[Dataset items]
○ ○ ○ ○ ○
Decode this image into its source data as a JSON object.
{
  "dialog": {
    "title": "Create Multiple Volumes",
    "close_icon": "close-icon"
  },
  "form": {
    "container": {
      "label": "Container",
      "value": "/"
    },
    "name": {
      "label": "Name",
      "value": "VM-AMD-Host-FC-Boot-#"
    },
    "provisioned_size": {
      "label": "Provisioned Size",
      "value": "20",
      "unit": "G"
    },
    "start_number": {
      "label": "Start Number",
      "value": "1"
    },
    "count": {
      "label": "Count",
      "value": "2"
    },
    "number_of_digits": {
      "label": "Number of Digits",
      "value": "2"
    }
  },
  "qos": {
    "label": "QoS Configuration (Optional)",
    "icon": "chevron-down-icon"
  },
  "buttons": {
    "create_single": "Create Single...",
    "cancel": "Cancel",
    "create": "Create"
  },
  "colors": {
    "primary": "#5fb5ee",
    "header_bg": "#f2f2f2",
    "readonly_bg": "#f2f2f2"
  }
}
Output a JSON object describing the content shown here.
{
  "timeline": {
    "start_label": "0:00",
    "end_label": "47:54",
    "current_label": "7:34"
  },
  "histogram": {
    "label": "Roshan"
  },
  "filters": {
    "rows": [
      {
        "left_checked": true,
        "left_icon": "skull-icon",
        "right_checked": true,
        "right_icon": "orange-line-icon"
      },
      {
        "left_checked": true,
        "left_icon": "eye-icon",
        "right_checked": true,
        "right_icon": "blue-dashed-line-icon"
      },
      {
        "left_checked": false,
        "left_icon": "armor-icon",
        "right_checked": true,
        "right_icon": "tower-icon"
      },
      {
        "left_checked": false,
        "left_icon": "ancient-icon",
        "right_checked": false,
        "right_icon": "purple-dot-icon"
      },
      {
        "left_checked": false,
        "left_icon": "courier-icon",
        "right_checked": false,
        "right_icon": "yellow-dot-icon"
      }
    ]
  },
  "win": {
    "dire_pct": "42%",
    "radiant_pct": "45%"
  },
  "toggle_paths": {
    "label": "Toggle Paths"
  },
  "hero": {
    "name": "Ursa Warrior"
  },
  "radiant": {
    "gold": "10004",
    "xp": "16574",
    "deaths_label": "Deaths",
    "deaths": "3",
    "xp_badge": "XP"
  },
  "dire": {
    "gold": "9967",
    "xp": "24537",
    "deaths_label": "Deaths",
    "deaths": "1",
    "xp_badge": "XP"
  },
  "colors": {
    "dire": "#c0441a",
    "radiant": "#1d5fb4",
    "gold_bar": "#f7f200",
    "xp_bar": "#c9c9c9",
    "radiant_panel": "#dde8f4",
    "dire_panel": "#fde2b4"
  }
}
○ ○ ○ ○ ○
- [WHAT IS NEEDED]:
Extract the data exactly as given.

- [SOLUTION BELOW]:
Decode this image into its source data as a JSON object.
{
  "dialog": {
    "title": "Create Multiple Volumes",
    "close_icon": "close-icon"
  },
  "form": {
    "container": {
      "label": "Container",
      "value": "/"
    },
    "name": {
      "label": "Name",
      "value": "VM-AMD-Host-FC-Boot-#"
    },
    "provisioned_size": {
      "label": "Provisioned Size",
      "value": "20",
      "unit": "G"
    },
    "start_number": {
      "label": "Start Number",
      "value": "1"
    },
    "count": {
      "label": "Count",
      "value": "2"
    },
    "number_of_digits": {
      "label": "Number of Digits",
      "value": "2"
    }
  },
  "qos": {
    "label": "QoS Configuration (Optional)",
    "icon": "chevron-down-icon"
  },
  "buttons": {
    "create_single": "Create Single...",
    "cancel": "Cancel",
    "create": "Create"
  },
  "colors": {
    "primary": "#5fb5ee",
    "header_bg": "#f2f2f2",
    "readonly_bg": "#f2f2f2"
  }
}
Output a JSON object describing the content shown here.
{
  "timeline": {
    "start_label": "0:00",
    "end_label": "47:54",
    "current_label": "7:34"
  },
  "histogram": {
    "label": "Roshan"
  },
  "filters": {
    "rows": [
      {
        "left_checked": true,
        "left_icon": "skull-icon",
        "right_checked": true,
        "right_icon": "orange-line-icon"
      },
      {
        "left_checked": true,
        "left_icon": "eye-icon",
        "right_checked": true,
        "right_icon": "blue-dashed-line-icon"
      },
      {
        "left_checked": false,
        "left_icon": "armor-icon",
        "right_checked": true,
        "right_icon": "tower-icon"
      },
      {
        "left_checked": false,
        "left_icon": "ancient-icon",
        "right_checked": false,
        "right_icon": "purple-dot-icon"
      },
      {
        "left_checked": false,
        "left_icon": "courier-icon",
        "right_checked": false,
        "right_icon": "yellow-dot-icon"
      }
    ]
  },
  "win": {
    "dire_pct": "42%",
    "radiant_pct": "45%"
  },
  "toggle_paths": {
    "label": "Toggle Paths"
  },
  "hero": {
    "name": "Ursa Warrior"
  },
  "radiant": {
    "gold": "10004",
    "xp": "16574",
    "deaths_label": "Deaths",
    "deaths": "3",
    "xp_badge": "XP"
  },
  "dire": {
    "gold": "9967",
    "xp": "24537",
    "deaths_label": "Deaths",
    "deaths": "1",
    "xp_badge": "XP"
  },
  "colors": {
    "dire": "#c0441a",
    "radiant": "#1d5fb4",
    "gold_bar": "#f7f200",
    "xp_bar": "#c9c9c9",
    "radiant_panel": "#dde8f4",
    "dire_panel": "#fde2b4"
  }
}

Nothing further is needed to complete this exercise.